# Dataset content
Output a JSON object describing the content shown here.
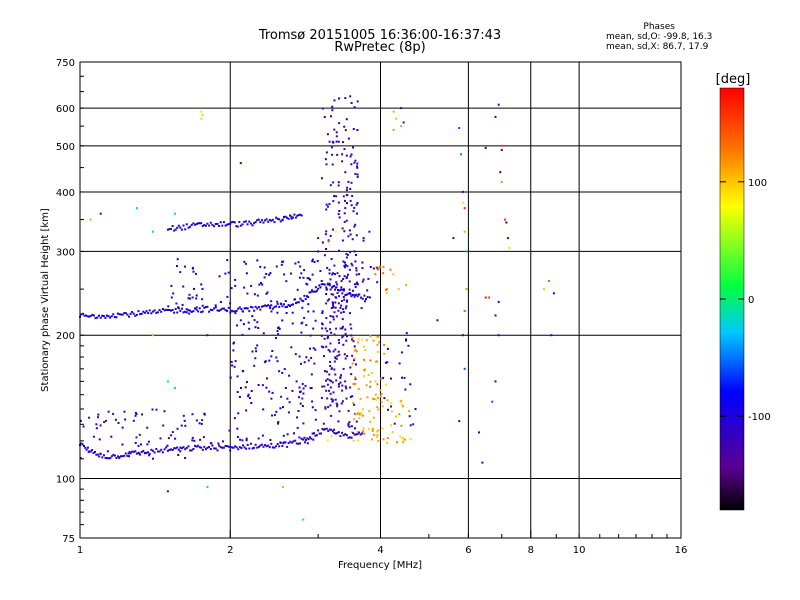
{
  "chart_data": {
    "type": "scatter",
    "title_line1": "Tromsø 20151005 16:36:00-16:37:43",
    "title_line2": "RwPretec (8p)",
    "stats": {
      "heading": "Phases",
      "line_o": "mean, sd,O: -99.8, 16.3",
      "line_x": "mean, sd,X:  86.7, 17.9"
    },
    "xlabel": "Frequency [MHz]",
    "ylabel": "Stationary phase Virtual Height [km]",
    "x_scale": "log",
    "y_scale": "log",
    "xlim": [
      1,
      16
    ],
    "ylim": [
      75,
      750
    ],
    "x_ticks": [
      "1",
      "2",
      "4",
      "6",
      "8",
      "10",
      "16"
    ],
    "y_ticks": [
      "75",
      "100",
      "200",
      "300",
      "400",
      "500",
      "600",
      "750"
    ],
    "grid": true,
    "colorbar": {
      "label": "[deg]",
      "ticks": [
        "100",
        "0",
        "-100"
      ],
      "range": [
        -180,
        180
      ],
      "colormap": "rainbow (black-purple-blue-cyan-green-yellow-red)"
    },
    "traces": [
      {
        "name": "",
        "phase_deg": -110,
        "points": [
          [
            1.0,
            118
          ],
          [
            1.05,
            114
          ],
          [
            1.1,
            112
          ],
          [
            1.15,
            111
          ],
          [
            1.2,
            112
          ],
          [
            1.3,
            113
          ],
          [
            1.4,
            114
          ],
          [
            1.5,
            115
          ],
          [
            1.6,
            115
          ],
          [
            1.7,
            116
          ],
          [
            1.8,
            116
          ],
          [
            1.9,
            116
          ],
          [
            2.0,
            116
          ],
          [
            2.2,
            117
          ],
          [
            2.4,
            117
          ],
          [
            2.6,
            118
          ],
          [
            2.8,
            120
          ],
          [
            3.0,
            125
          ],
          [
            3.1,
            126
          ],
          [
            3.3,
            124
          ],
          [
            3.5,
            123
          ],
          [
            3.7,
            124
          ]
        ]
      },
      {
        "name": "",
        "phase_deg": -95,
        "points": [
          [
            1.0,
            220
          ],
          [
            1.05,
            219
          ],
          [
            1.1,
            220
          ],
          [
            1.2,
            221
          ],
          [
            1.3,
            222
          ],
          [
            1.4,
            223
          ],
          [
            1.5,
            225
          ],
          [
            1.6,
            226
          ],
          [
            1.7,
            226
          ],
          [
            1.8,
            227
          ],
          [
            1.9,
            226
          ],
          [
            2.0,
            226
          ],
          [
            2.2,
            227
          ],
          [
            2.4,
            229
          ],
          [
            2.6,
            232
          ],
          [
            2.8,
            238
          ],
          [
            2.95,
            248
          ],
          [
            3.05,
            255
          ],
          [
            3.2,
            252
          ],
          [
            3.4,
            245
          ],
          [
            3.6,
            241
          ],
          [
            3.8,
            240
          ]
        ]
      },
      {
        "name": "",
        "phase_deg": -100,
        "points": [
          [
            1.5,
            335
          ],
          [
            1.6,
            337
          ],
          [
            1.7,
            340
          ],
          [
            1.8,
            342
          ],
          [
            1.9,
            342
          ],
          [
            2.0,
            343
          ],
          [
            2.1,
            342
          ],
          [
            2.2,
            344
          ],
          [
            2.4,
            348
          ],
          [
            2.6,
            352
          ],
          [
            2.8,
            362
          ]
        ]
      }
    ],
    "bands": [
      {
        "name": "",
        "phase_deg": -115,
        "freq": [
          3.05,
          3.6
        ],
        "height": [
          125,
          640
        ],
        "density": 1.0
      },
      {
        "name": "",
        "phase_deg": -125,
        "freq": [
          3.1,
          3.45
        ],
        "height": [
          140,
          270
        ],
        "density": 1.4
      },
      {
        "name": "",
        "phase_deg": -105,
        "freq": [
          2.0,
          3.0
        ],
        "height": [
          118,
          220
        ],
        "density": 0.7
      },
      {
        "name": "",
        "phase_deg": -110,
        "freq": [
          1.0,
          2.0
        ],
        "height": [
          110,
          140
        ],
        "density": 0.6
      },
      {
        "name": "",
        "phase_deg": -95,
        "freq": [
          1.5,
          3.8
        ],
        "height": [
          222,
          290
        ],
        "density": 0.7
      },
      {
        "name": "",
        "phase_deg": 110,
        "freq": [
          3.5,
          4.1
        ],
        "height": [
          120,
          200
        ],
        "density": 1.3
      },
      {
        "name": "",
        "phase_deg": 105,
        "freq": [
          3.9,
          4.6
        ],
        "height": [
          118,
          150
        ],
        "density": 0.8
      },
      {
        "name": "",
        "phase_deg": 100,
        "freq": [
          2.9,
          3.2
        ],
        "height": [
          118,
          126
        ],
        "density": 0.8
      },
      {
        "name": "",
        "phase_deg": 115,
        "freq": [
          3.9,
          4.6
        ],
        "height": [
          240,
          280
        ],
        "density": 0.5
      },
      {
        "name": "",
        "phase_deg": -110,
        "freq": [
          4.0,
          4.6
        ],
        "height": [
          122,
          205
        ],
        "density": 0.3
      },
      {
        "name": "",
        "phase_deg": -115,
        "freq": [
          3.6,
          3.95
        ],
        "height": [
          240,
          320
        ],
        "density": 0.4
      }
    ],
    "sparse": [
      {
        "name": "",
        "points": [
          [
            1.75,
            590,
            90
          ],
          [
            1.76,
            580,
            95
          ],
          [
            1.75,
            570,
            95
          ],
          [
            2.55,
            350,
            -100
          ],
          [
            2.65,
            355,
            -95
          ],
          [
            1.3,
            370,
            -30
          ],
          [
            1.4,
            330,
            -20
          ],
          [
            1.55,
            360,
            -10
          ],
          [
            1.05,
            350,
            110
          ],
          [
            1.1,
            360,
            -120
          ],
          [
            1.4,
            200,
            110
          ],
          [
            1.8,
            200,
            -110
          ],
          [
            2.1,
            215,
            -100
          ],
          [
            2.1,
            460,
            -110
          ],
          [
            1.5,
            160,
            10
          ],
          [
            1.55,
            155,
            0
          ],
          [
            2.55,
            96,
            110
          ],
          [
            2.8,
            82,
            10
          ],
          [
            1.5,
            94,
            -130
          ],
          [
            1.8,
            96,
            -10
          ],
          [
            3.4,
            630,
            -120
          ],
          [
            3.5,
            615,
            -115
          ],
          [
            3.6,
            620,
            -120
          ],
          [
            3.3,
            510,
            -110
          ],
          [
            3.35,
            480,
            -115
          ],
          [
            3.4,
            440,
            -105
          ],
          [
            3.45,
            420,
            -100
          ],
          [
            3.6,
            430,
            -110
          ],
          [
            3.3,
            380,
            -120
          ],
          [
            3.4,
            370,
            -115
          ],
          [
            3.5,
            375,
            -110
          ],
          [
            3.55,
            300,
            -100
          ],
          [
            3.7,
            320,
            -90
          ],
          [
            3.8,
            330,
            -95
          ],
          [
            3.95,
            275,
            150
          ],
          [
            4.05,
            270,
            140
          ],
          [
            4.25,
            590,
            110
          ],
          [
            4.3,
            570,
            100
          ],
          [
            4.4,
            550,
            115
          ],
          [
            4.25,
            540,
            120
          ],
          [
            4.45,
            560,
            -110
          ],
          [
            4.4,
            600,
            -120
          ],
          [
            4.35,
            250,
            100
          ],
          [
            4.5,
            255,
            110
          ],
          [
            4.1,
            175,
            -100
          ],
          [
            4.5,
            195,
            -90
          ],
          [
            4.55,
            190,
            -85
          ],
          [
            4.65,
            130,
            -70
          ],
          [
            4.7,
            140,
            -80
          ],
          [
            5.2,
            215,
            -120
          ],
          [
            5.6,
            320,
            -100
          ],
          [
            5.75,
            545,
            -60
          ],
          [
            5.8,
            480,
            -50
          ],
          [
            5.85,
            400,
            -120
          ],
          [
            5.85,
            380,
            90
          ],
          [
            5.9,
            370,
            160
          ],
          [
            5.9,
            330,
            110
          ],
          [
            5.95,
            300,
            -40
          ],
          [
            5.95,
            250,
            120
          ],
          [
            5.9,
            225,
            150
          ],
          [
            5.85,
            200,
            -110
          ],
          [
            5.9,
            170,
            -60
          ],
          [
            5.75,
            132,
            -110
          ],
          [
            6.3,
            125,
            -110
          ],
          [
            6.4,
            108,
            -120
          ],
          [
            6.5,
            495,
            -120
          ],
          [
            6.9,
            610,
            -120
          ],
          [
            6.8,
            575,
            -110
          ],
          [
            7.0,
            500,
            150
          ],
          [
            7.0,
            490,
            -110
          ],
          [
            6.95,
            440,
            -90
          ],
          [
            7.0,
            420,
            120
          ],
          [
            7.1,
            350,
            160
          ],
          [
            7.15,
            345,
            -100
          ],
          [
            7.2,
            320,
            -100
          ],
          [
            7.25,
            305,
            90
          ],
          [
            6.6,
            240,
            150
          ],
          [
            6.9,
            235,
            -110
          ],
          [
            6.8,
            220,
            -100
          ],
          [
            6.9,
            200,
            -120
          ],
          [
            6.5,
            240,
            175
          ],
          [
            6.7,
            145,
            -60
          ],
          [
            6.8,
            160,
            -110
          ],
          [
            8.7,
            260,
            140
          ],
          [
            8.9,
            245,
            -110
          ],
          [
            8.8,
            200,
            -110
          ],
          [
            8.5,
            250,
            100
          ],
          [
            2.95,
            285,
            -100
          ],
          [
            3.0,
            300,
            -105
          ],
          [
            3.15,
            315,
            150
          ],
          [
            3.25,
            330,
            80
          ],
          [
            3.0,
            320,
            -120
          ],
          [
            3.05,
            260,
            -95
          ]
        ]
      }
    ]
  }
}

# Short problem
From the listing above, return each line with the word "mean".

# Answer in full
      "line_o": "mean, sd,O: -99.8, 16.3",
      "line_x": "mean, sd,X:  86.7, 17.9"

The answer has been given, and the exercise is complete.